* **Goal**: Your task is to repeat the entries underneath exactly, minus the pictures.

>> Start

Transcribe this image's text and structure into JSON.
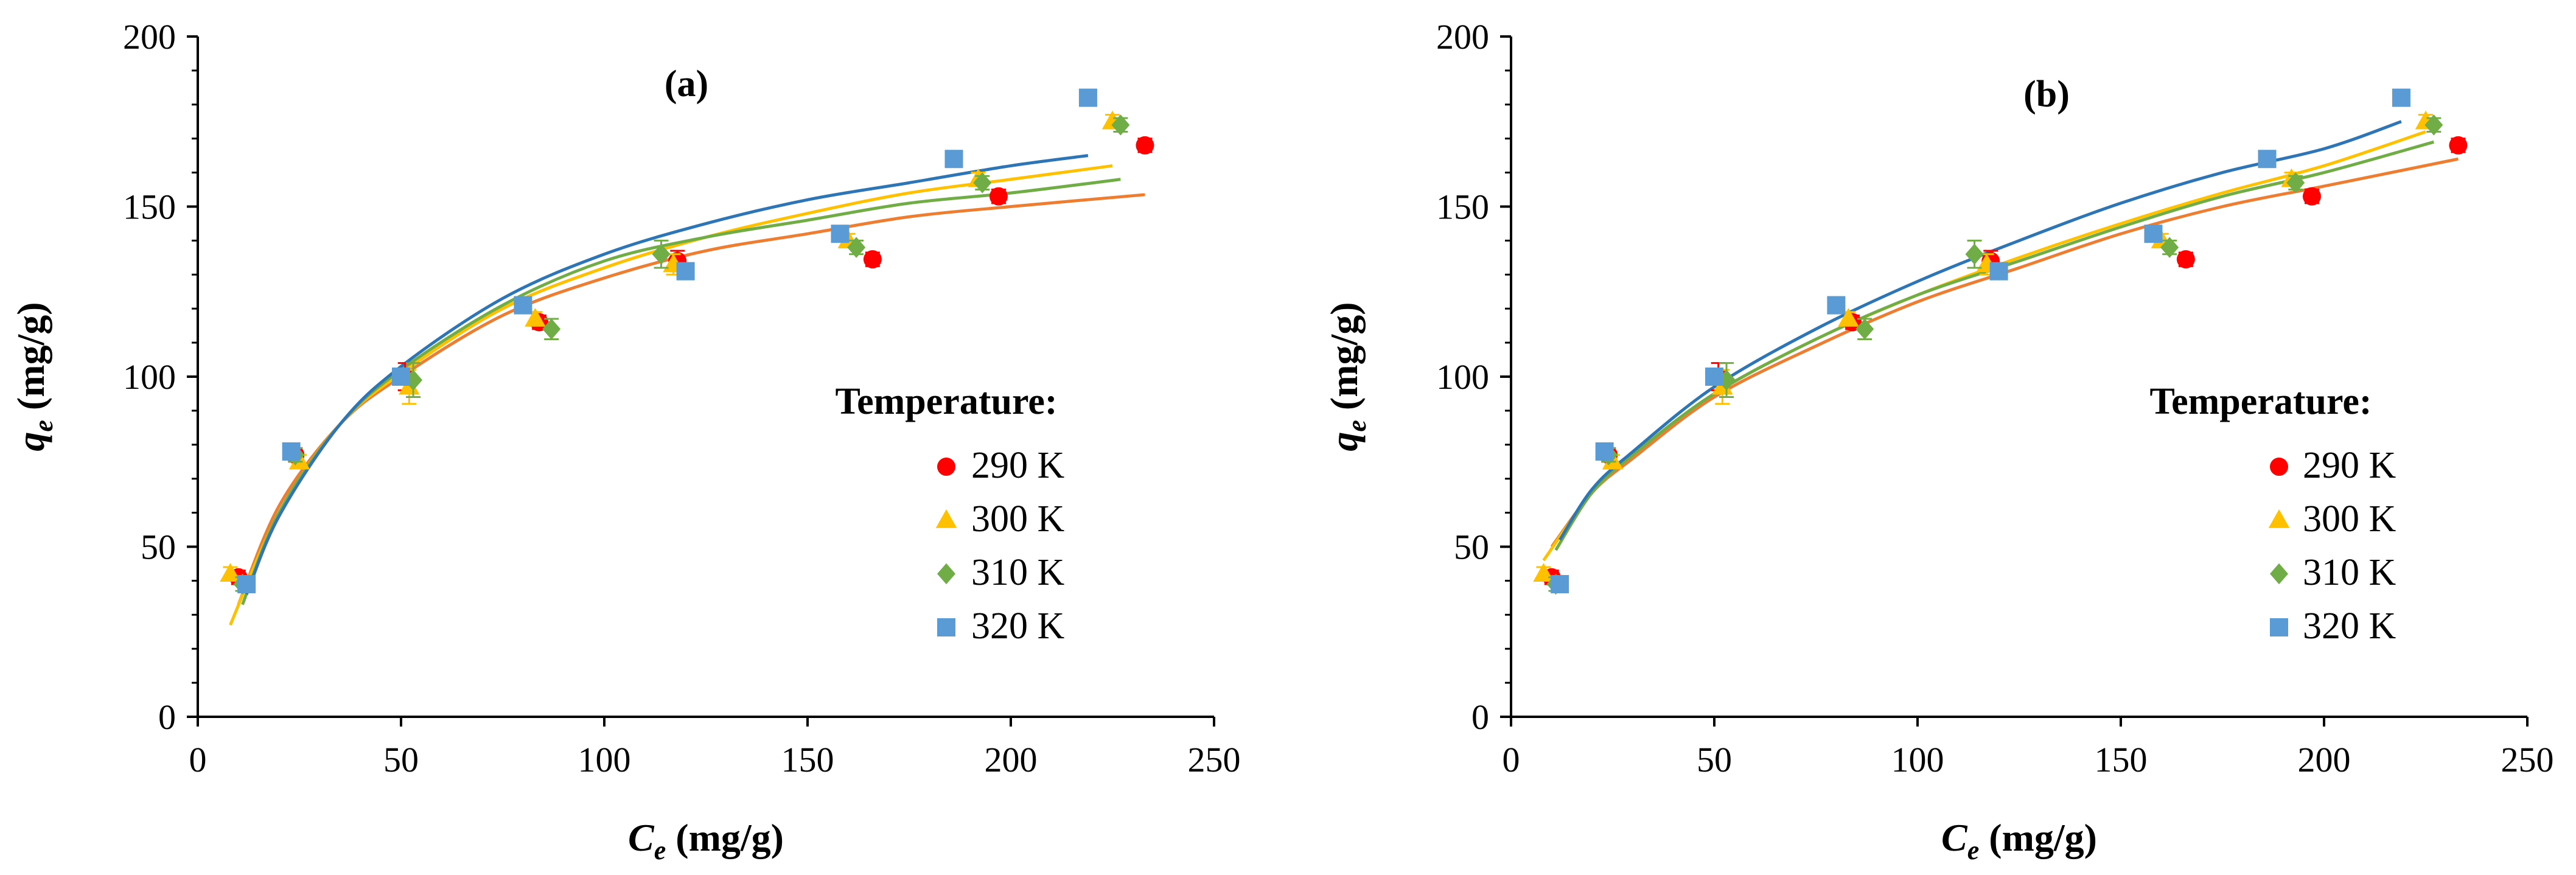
{
  "figure": {
    "colors": {
      "290 K": "#ff0000",
      "300 K": "#ffc000",
      "310 K": "#70ad47",
      "320 K": "#5b9bd5",
      "fit_290": "#ed7d31",
      "fit_300": "#ffc000",
      "fit_310": "#70ad47",
      "fit_320": "#2e75b6"
    }
  },
  "chart_data": [
    {
      "type": "scatter",
      "panel_label": "(a)",
      "xlabel": {
        "main": "C",
        "sub": "e",
        "unit": " (mg/g)"
      },
      "ylabel": {
        "main": "q",
        "sub": "e",
        "unit": " (mg/g)"
      },
      "xlim": [
        0,
        250
      ],
      "ylim": [
        0,
        200
      ],
      "x_ticks": [
        "0",
        "50",
        "100",
        "150",
        "200",
        "250"
      ],
      "y_ticks": [
        "0",
        "50",
        "100",
        "150",
        "200"
      ],
      "legend_title": "Temperature:",
      "legend_position": "right",
      "series": [
        {
          "name": "290 K",
          "marker": "circle",
          "color": "#ff0000",
          "x": [
            10,
            24,
            51,
            84,
            118,
            166,
            197,
            233
          ],
          "y": [
            41,
            77,
            100,
            116,
            134,
            134.5,
            153,
            168
          ],
          "err": [
            2,
            2,
            4,
            2,
            3,
            2,
            2,
            2
          ]
        },
        {
          "name": "300 K",
          "marker": "triangle",
          "color": "#ffc000",
          "x": [
            8,
            25,
            52,
            83,
            117,
            160,
            192,
            225
          ],
          "y": [
            42,
            75,
            97,
            117,
            133,
            140,
            158,
            175
          ],
          "err": [
            2,
            2,
            5,
            2,
            3,
            2,
            2,
            2
          ]
        },
        {
          "name": "310 K",
          "marker": "diamond",
          "color": "#70ad47",
          "x": [
            11,
            24,
            53,
            87,
            114,
            162,
            193,
            227
          ],
          "y": [
            39,
            77,
            99,
            114,
            136,
            138,
            157,
            174
          ],
          "err": [
            2,
            2,
            5,
            3,
            4,
            2,
            2,
            2
          ]
        },
        {
          "name": "320 K",
          "marker": "square",
          "color": "#5b9bd5",
          "x": [
            12,
            23,
            50,
            80,
            120,
            158,
            186,
            219
          ],
          "y": [
            39,
            78,
            100,
            121,
            131,
            142,
            164,
            182
          ],
          "err": [
            2,
            2,
            2,
            2,
            2,
            2,
            2,
            2
          ]
        }
      ],
      "fits": [
        {
          "color": "#ed7d31",
          "x": [
            10,
            20,
            35,
            50,
            75,
            100,
            125,
            150,
            175,
            200,
            233
          ],
          "y": [
            33,
            62,
            86,
            100,
            118,
            129,
            137,
            142,
            147,
            150,
            153.5
          ]
        },
        {
          "color": "#ffc000",
          "x": [
            8,
            20,
            35,
            50,
            75,
            100,
            125,
            150,
            175,
            200,
            225
          ],
          "y": [
            27,
            60,
            86,
            101,
            120,
            132,
            141,
            148,
            154,
            158,
            162
          ]
        },
        {
          "color": "#70ad47",
          "x": [
            11,
            20,
            35,
            50,
            75,
            100,
            125,
            150,
            175,
            200,
            227
          ],
          "y": [
            33,
            60,
            86,
            102,
            121,
            134,
            141,
            146,
            151,
            154,
            158
          ]
        },
        {
          "color": "#2e75b6",
          "x": [
            12,
            20,
            35,
            50,
            75,
            100,
            125,
            150,
            175,
            200,
            219
          ],
          "y": [
            36,
            59,
            86,
            103,
            123,
            136,
            145,
            152,
            157,
            162,
            165
          ]
        }
      ]
    },
    {
      "type": "scatter",
      "panel_label": "(b)",
      "xlabel": {
        "main": "C",
        "sub": "e",
        "unit": " (mg/g)"
      },
      "ylabel": {
        "main": "q",
        "sub": "e",
        "unit": " (mg/g)"
      },
      "xlim": [
        0,
        250
      ],
      "ylim": [
        0,
        200
      ],
      "x_ticks": [
        "0",
        "50",
        "100",
        "150",
        "200",
        "250"
      ],
      "y_ticks": [
        "0",
        "50",
        "100",
        "150",
        "200"
      ],
      "legend_title": "Temperature:",
      "legend_position": "right",
      "series": [
        {
          "name": "290 K",
          "marker": "circle",
          "color": "#ff0000",
          "x": [
            10,
            24,
            51,
            84,
            118,
            166,
            197,
            233
          ],
          "y": [
            41,
            77,
            100,
            116,
            134,
            134.5,
            153,
            168
          ],
          "err": [
            2,
            2,
            4,
            2,
            3,
            2,
            2,
            2
          ]
        },
        {
          "name": "300 K",
          "marker": "triangle",
          "color": "#ffc000",
          "x": [
            8,
            25,
            52,
            83,
            117,
            160,
            192,
            225
          ],
          "y": [
            42,
            75,
            97,
            117,
            133,
            140,
            158,
            175
          ],
          "err": [
            2,
            2,
            5,
            2,
            3,
            2,
            2,
            2
          ]
        },
        {
          "name": "310 K",
          "marker": "diamond",
          "color": "#70ad47",
          "x": [
            11,
            24,
            53,
            87,
            114,
            162,
            193,
            227
          ],
          "y": [
            39,
            77,
            99,
            114,
            136,
            138,
            157,
            174
          ],
          "err": [
            2,
            2,
            5,
            3,
            4,
            2,
            2,
            2
          ]
        },
        {
          "name": "320 K",
          "marker": "square",
          "color": "#5b9bd5",
          "x": [
            12,
            23,
            50,
            80,
            120,
            158,
            186,
            219
          ],
          "y": [
            39,
            78,
            100,
            121,
            131,
            142,
            164,
            182
          ],
          "err": [
            2,
            2,
            2,
            2,
            2,
            2,
            2,
            2
          ]
        }
      ],
      "fits": [
        {
          "color": "#ed7d31",
          "x": [
            10,
            20,
            30,
            50,
            75,
            100,
            125,
            150,
            175,
            200,
            233
          ],
          "y": [
            50,
            66,
            76,
            94,
            109,
            122,
            132,
            142,
            150,
            156,
            164
          ]
        },
        {
          "color": "#ffc000",
          "x": [
            8,
            20,
            30,
            50,
            75,
            100,
            125,
            150,
            175,
            200,
            225
          ],
          "y": [
            46,
            66,
            77,
            95,
            111,
            124,
            135,
            145,
            154,
            162,
            172
          ]
        },
        {
          "color": "#70ad47",
          "x": [
            11,
            20,
            30,
            50,
            75,
            100,
            125,
            150,
            175,
            200,
            227
          ],
          "y": [
            49,
            66,
            77,
            95,
            111,
            124,
            134,
            144,
            153,
            160,
            169
          ]
        },
        {
          "color": "#2e75b6",
          "x": [
            12,
            20,
            30,
            50,
            75,
            100,
            125,
            150,
            175,
            200,
            219
          ],
          "y": [
            52,
            67,
            78,
            97,
            114,
            128,
            140,
            151,
            160,
            167,
            175
          ]
        }
      ]
    }
  ]
}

>> End

* **Response to this task**:
Transcribe this image's text and structure into JSON.
{
  "figure": {
    "colors": {
      "290 K": "#ff0000",
      "300 K": "#ffc000",
      "310 K": "#70ad47",
      "320 K": "#5b9bd5",
      "fit_290": "#ed7d31",
      "fit_300": "#ffc000",
      "fit_310": "#70ad47",
      "fit_320": "#2e75b6"
    }
  },
  "chart_data": [
    {
      "type": "scatter",
      "panel_label": "(a)",
      "xlabel": {
        "main": "C",
        "sub": "e",
        "unit": " (mg/g)"
      },
      "ylabel": {
        "main": "q",
        "sub": "e",
        "unit": " (mg/g)"
      },
      "xlim": [
        0,
        250
      ],
      "ylim": [
        0,
        200
      ],
      "x_ticks": [
        "0",
        "50",
        "100",
        "150",
        "200",
        "250"
      ],
      "y_ticks": [
        "0",
        "50",
        "100",
        "150",
        "200"
      ],
      "legend_title": "Temperature:",
      "legend_position": "right",
      "series": [
        {
          "name": "290 K",
          "marker": "circle",
          "color": "#ff0000",
          "x": [
            10,
            24,
            51,
            84,
            118,
            166,
            197,
            233
          ],
          "y": [
            41,
            77,
            100,
            116,
            134,
            134.5,
            153,
            168
          ],
          "err": [
            2,
            2,
            4,
            2,
            3,
            2,
            2,
            2
          ]
        },
        {
          "name": "300 K",
          "marker": "triangle",
          "color": "#ffc000",
          "x": [
            8,
            25,
            52,
            83,
            117,
            160,
            192,
            225
          ],
          "y": [
            42,
            75,
            97,
            117,
            133,
            140,
            158,
            175
          ],
          "err": [
            2,
            2,
            5,
            2,
            3,
            2,
            2,
            2
          ]
        },
        {
          "name": "310 K",
          "marker": "diamond",
          "color": "#70ad47",
          "x": [
            11,
            24,
            53,
            87,
            114,
            162,
            193,
            227
          ],
          "y": [
            39,
            77,
            99,
            114,
            136,
            138,
            157,
            174
          ],
          "err": [
            2,
            2,
            5,
            3,
            4,
            2,
            2,
            2
          ]
        },
        {
          "name": "320 K",
          "marker": "square",
          "color": "#5b9bd5",
          "x": [
            12,
            23,
            50,
            80,
            120,
            158,
            186,
            219
          ],
          "y": [
            39,
            78,
            100,
            121,
            131,
            142,
            164,
            182
          ],
          "err": [
            2,
            2,
            2,
            2,
            2,
            2,
            2,
            2
          ]
        }
      ],
      "fits": [
        {
          "color": "#ed7d31",
          "x": [
            10,
            20,
            35,
            50,
            75,
            100,
            125,
            150,
            175,
            200,
            233
          ],
          "y": [
            33,
            62,
            86,
            100,
            118,
            129,
            137,
            142,
            147,
            150,
            153.5
          ]
        },
        {
          "color": "#ffc000",
          "x": [
            8,
            20,
            35,
            50,
            75,
            100,
            125,
            150,
            175,
            200,
            225
          ],
          "y": [
            27,
            60,
            86,
            101,
            120,
            132,
            141,
            148,
            154,
            158,
            162
          ]
        },
        {
          "color": "#70ad47",
          "x": [
            11,
            20,
            35,
            50,
            75,
            100,
            125,
            150,
            175,
            200,
            227
          ],
          "y": [
            33,
            60,
            86,
            102,
            121,
            134,
            141,
            146,
            151,
            154,
            158
          ]
        },
        {
          "color": "#2e75b6",
          "x": [
            12,
            20,
            35,
            50,
            75,
            100,
            125,
            150,
            175,
            200,
            219
          ],
          "y": [
            36,
            59,
            86,
            103,
            123,
            136,
            145,
            152,
            157,
            162,
            165
          ]
        }
      ]
    },
    {
      "type": "scatter",
      "panel_label": "(b)",
      "xlabel": {
        "main": "C",
        "sub": "e",
        "unit": " (mg/g)"
      },
      "ylabel": {
        "main": "q",
        "sub": "e",
        "unit": " (mg/g)"
      },
      "xlim": [
        0,
        250
      ],
      "ylim": [
        0,
        200
      ],
      "x_ticks": [
        "0",
        "50",
        "100",
        "150",
        "200",
        "250"
      ],
      "y_ticks": [
        "0",
        "50",
        "100",
        "150",
        "200"
      ],
      "legend_title": "Temperature:",
      "legend_position": "right",
      "series": [
        {
          "name": "290 K",
          "marker": "circle",
          "color": "#ff0000",
          "x": [
            10,
            24,
            51,
            84,
            118,
            166,
            197,
            233
          ],
          "y": [
            41,
            77,
            100,
            116,
            134,
            134.5,
            153,
            168
          ],
          "err": [
            2,
            2,
            4,
            2,
            3,
            2,
            2,
            2
          ]
        },
        {
          "name": "300 K",
          "marker": "triangle",
          "color": "#ffc000",
          "x": [
            8,
            25,
            52,
            83,
            117,
            160,
            192,
            225
          ],
          "y": [
            42,
            75,
            97,
            117,
            133,
            140,
            158,
            175
          ],
          "err": [
            2,
            2,
            5,
            2,
            3,
            2,
            2,
            2
          ]
        },
        {
          "name": "310 K",
          "marker": "diamond",
          "color": "#70ad47",
          "x": [
            11,
            24,
            53,
            87,
            114,
            162,
            193,
            227
          ],
          "y": [
            39,
            77,
            99,
            114,
            136,
            138,
            157,
            174
          ],
          "err": [
            2,
            2,
            5,
            3,
            4,
            2,
            2,
            2
          ]
        },
        {
          "name": "320 K",
          "marker": "square",
          "color": "#5b9bd5",
          "x": [
            12,
            23,
            50,
            80,
            120,
            158,
            186,
            219
          ],
          "y": [
            39,
            78,
            100,
            121,
            131,
            142,
            164,
            182
          ],
          "err": [
            2,
            2,
            2,
            2,
            2,
            2,
            2,
            2
          ]
        }
      ],
      "fits": [
        {
          "color": "#ed7d31",
          "x": [
            10,
            20,
            30,
            50,
            75,
            100,
            125,
            150,
            175,
            200,
            233
          ],
          "y": [
            50,
            66,
            76,
            94,
            109,
            122,
            132,
            142,
            150,
            156,
            164
          ]
        },
        {
          "color": "#ffc000",
          "x": [
            8,
            20,
            30,
            50,
            75,
            100,
            125,
            150,
            175,
            200,
            225
          ],
          "y": [
            46,
            66,
            77,
            95,
            111,
            124,
            135,
            145,
            154,
            162,
            172
          ]
        },
        {
          "color": "#70ad47",
          "x": [
            11,
            20,
            30,
            50,
            75,
            100,
            125,
            150,
            175,
            200,
            227
          ],
          "y": [
            49,
            66,
            77,
            95,
            111,
            124,
            134,
            144,
            153,
            160,
            169
          ]
        },
        {
          "color": "#2e75b6",
          "x": [
            12,
            20,
            30,
            50,
            75,
            100,
            125,
            150,
            175,
            200,
            219
          ],
          "y": [
            52,
            67,
            78,
            97,
            114,
            128,
            140,
            151,
            160,
            167,
            175
          ]
        }
      ]
    }
  ]
}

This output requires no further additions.